___ Dataset records ___

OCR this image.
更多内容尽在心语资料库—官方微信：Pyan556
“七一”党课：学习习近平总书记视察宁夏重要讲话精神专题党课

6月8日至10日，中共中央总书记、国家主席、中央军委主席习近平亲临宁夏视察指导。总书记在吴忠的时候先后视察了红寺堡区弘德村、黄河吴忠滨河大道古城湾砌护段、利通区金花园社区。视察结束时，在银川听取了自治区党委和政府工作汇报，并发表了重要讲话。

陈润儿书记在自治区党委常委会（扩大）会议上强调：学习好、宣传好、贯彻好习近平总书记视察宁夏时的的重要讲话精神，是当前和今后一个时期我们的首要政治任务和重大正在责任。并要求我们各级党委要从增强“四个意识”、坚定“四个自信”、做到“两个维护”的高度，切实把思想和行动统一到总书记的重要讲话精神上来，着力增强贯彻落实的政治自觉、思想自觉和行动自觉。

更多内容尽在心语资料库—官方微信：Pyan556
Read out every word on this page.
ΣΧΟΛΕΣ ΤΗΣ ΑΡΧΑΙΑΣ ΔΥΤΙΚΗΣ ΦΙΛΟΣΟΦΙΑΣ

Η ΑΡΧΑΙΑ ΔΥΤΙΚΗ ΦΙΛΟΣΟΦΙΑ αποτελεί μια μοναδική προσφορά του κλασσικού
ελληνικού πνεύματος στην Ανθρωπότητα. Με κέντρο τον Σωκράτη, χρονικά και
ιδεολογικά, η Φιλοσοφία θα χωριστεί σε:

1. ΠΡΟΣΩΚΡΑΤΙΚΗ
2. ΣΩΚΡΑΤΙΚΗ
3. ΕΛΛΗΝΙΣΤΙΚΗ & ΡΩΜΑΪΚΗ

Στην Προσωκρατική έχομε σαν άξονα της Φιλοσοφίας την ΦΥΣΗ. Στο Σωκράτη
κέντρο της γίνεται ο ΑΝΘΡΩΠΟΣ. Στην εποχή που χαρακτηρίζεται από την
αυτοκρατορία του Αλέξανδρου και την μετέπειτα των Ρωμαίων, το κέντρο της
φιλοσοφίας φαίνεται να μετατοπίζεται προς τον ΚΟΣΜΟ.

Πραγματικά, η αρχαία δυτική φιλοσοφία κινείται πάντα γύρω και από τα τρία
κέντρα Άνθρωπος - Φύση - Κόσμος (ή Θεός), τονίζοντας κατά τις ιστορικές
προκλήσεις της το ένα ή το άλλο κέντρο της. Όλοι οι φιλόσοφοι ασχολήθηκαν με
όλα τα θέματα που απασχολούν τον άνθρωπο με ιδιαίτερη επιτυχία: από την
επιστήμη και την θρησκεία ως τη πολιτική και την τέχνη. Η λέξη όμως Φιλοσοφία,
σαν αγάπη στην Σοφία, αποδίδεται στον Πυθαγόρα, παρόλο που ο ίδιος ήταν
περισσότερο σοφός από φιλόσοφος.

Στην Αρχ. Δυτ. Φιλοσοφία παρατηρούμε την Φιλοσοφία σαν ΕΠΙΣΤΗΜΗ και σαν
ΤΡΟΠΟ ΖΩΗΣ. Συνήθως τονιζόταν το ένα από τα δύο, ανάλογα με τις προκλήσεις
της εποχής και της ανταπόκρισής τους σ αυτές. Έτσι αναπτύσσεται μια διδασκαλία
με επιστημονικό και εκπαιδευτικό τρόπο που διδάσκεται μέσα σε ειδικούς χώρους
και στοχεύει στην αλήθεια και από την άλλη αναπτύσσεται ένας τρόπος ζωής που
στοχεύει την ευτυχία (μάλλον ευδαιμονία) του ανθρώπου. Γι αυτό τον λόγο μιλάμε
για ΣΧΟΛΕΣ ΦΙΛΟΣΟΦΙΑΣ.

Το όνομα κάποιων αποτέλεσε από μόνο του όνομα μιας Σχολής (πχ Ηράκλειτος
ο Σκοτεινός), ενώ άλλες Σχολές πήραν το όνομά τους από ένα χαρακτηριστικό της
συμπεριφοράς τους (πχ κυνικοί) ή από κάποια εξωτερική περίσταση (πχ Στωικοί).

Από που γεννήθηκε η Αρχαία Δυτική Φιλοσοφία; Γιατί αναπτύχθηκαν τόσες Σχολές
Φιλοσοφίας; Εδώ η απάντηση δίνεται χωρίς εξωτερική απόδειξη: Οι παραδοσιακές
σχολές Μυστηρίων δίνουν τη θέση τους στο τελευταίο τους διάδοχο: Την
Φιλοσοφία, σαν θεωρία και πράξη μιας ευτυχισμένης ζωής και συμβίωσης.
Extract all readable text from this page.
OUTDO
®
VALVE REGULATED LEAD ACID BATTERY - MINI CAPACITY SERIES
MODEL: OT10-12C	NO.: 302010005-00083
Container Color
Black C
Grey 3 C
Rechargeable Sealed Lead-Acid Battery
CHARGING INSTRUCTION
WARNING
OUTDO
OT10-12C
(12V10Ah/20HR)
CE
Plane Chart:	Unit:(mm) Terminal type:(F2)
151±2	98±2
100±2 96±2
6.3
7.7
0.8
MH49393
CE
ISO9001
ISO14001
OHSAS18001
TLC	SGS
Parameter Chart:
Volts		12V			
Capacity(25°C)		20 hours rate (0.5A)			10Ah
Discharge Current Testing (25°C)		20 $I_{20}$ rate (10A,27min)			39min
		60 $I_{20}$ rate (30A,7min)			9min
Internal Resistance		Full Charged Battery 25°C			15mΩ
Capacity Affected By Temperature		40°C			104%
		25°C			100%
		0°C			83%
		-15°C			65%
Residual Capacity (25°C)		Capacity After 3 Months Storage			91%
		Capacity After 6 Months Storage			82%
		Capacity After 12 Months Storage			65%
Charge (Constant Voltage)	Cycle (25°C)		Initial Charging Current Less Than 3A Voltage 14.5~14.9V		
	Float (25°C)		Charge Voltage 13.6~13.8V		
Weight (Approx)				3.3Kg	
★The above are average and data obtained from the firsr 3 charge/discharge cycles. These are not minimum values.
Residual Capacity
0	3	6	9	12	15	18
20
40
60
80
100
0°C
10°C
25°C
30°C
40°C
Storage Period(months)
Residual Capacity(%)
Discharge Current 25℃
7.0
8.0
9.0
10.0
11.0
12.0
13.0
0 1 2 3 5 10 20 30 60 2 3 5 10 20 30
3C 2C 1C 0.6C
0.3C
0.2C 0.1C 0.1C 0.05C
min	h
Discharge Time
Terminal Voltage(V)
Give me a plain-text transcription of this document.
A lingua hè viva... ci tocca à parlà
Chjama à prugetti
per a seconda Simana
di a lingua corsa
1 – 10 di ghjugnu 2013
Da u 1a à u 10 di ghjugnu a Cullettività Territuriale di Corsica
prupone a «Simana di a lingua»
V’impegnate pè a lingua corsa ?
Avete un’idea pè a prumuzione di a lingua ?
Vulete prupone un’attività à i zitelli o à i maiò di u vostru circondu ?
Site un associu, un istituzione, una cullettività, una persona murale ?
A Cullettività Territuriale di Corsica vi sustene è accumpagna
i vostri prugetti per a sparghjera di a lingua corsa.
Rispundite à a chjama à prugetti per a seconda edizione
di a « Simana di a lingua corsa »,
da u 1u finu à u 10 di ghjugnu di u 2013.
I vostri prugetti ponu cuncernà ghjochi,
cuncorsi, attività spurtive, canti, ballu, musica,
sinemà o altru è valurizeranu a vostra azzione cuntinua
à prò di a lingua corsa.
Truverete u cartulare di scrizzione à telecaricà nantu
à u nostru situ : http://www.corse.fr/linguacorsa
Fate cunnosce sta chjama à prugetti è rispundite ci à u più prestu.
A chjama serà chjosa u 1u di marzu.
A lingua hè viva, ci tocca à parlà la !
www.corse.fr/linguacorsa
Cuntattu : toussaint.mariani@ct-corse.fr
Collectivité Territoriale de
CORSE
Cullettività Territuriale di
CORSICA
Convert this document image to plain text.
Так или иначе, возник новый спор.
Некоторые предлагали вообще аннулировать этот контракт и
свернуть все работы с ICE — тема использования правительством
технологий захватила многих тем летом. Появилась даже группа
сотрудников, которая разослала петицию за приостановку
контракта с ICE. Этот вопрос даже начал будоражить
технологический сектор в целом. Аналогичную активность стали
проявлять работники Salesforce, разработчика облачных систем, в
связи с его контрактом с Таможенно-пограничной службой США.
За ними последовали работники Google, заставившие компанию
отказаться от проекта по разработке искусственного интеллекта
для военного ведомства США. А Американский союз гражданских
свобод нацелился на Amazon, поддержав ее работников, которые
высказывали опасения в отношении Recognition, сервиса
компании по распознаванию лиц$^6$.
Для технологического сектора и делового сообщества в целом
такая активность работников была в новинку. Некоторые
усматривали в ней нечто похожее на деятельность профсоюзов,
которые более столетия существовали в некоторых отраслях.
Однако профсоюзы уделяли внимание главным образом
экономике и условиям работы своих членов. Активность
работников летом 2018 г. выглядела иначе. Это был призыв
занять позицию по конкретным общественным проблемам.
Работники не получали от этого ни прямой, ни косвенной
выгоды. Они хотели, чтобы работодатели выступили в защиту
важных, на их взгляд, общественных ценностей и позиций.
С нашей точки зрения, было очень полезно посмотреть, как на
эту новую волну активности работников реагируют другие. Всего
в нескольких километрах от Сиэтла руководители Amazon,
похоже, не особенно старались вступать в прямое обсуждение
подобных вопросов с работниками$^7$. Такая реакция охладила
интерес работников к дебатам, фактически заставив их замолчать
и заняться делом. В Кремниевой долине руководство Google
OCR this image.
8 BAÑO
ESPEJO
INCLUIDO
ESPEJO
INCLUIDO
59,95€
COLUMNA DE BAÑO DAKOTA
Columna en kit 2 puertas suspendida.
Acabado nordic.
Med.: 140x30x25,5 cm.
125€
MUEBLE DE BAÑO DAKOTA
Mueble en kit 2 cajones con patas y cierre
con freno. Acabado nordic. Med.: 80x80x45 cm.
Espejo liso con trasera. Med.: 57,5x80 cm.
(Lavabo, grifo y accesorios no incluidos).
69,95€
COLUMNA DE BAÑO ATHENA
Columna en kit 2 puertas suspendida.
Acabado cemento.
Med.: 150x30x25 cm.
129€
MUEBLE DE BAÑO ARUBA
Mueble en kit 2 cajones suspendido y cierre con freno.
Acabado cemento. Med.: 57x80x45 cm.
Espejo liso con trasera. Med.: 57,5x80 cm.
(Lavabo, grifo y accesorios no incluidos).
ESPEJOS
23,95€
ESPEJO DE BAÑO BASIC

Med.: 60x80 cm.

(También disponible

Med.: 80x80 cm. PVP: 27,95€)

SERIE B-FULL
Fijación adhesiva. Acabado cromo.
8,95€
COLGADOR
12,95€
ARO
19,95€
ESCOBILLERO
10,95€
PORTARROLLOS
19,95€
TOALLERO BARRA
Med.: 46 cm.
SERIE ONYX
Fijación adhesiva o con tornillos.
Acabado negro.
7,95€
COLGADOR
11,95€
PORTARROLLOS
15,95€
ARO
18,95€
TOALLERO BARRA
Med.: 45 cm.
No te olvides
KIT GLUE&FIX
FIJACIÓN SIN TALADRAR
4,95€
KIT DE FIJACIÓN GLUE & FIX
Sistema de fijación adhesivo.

___

→ Problem details
List every line above that holds the word "работы".

→ Expected answer
свернуть все работы с ICE — тема использования правительством
экономике и условиям работы своих членов. Активность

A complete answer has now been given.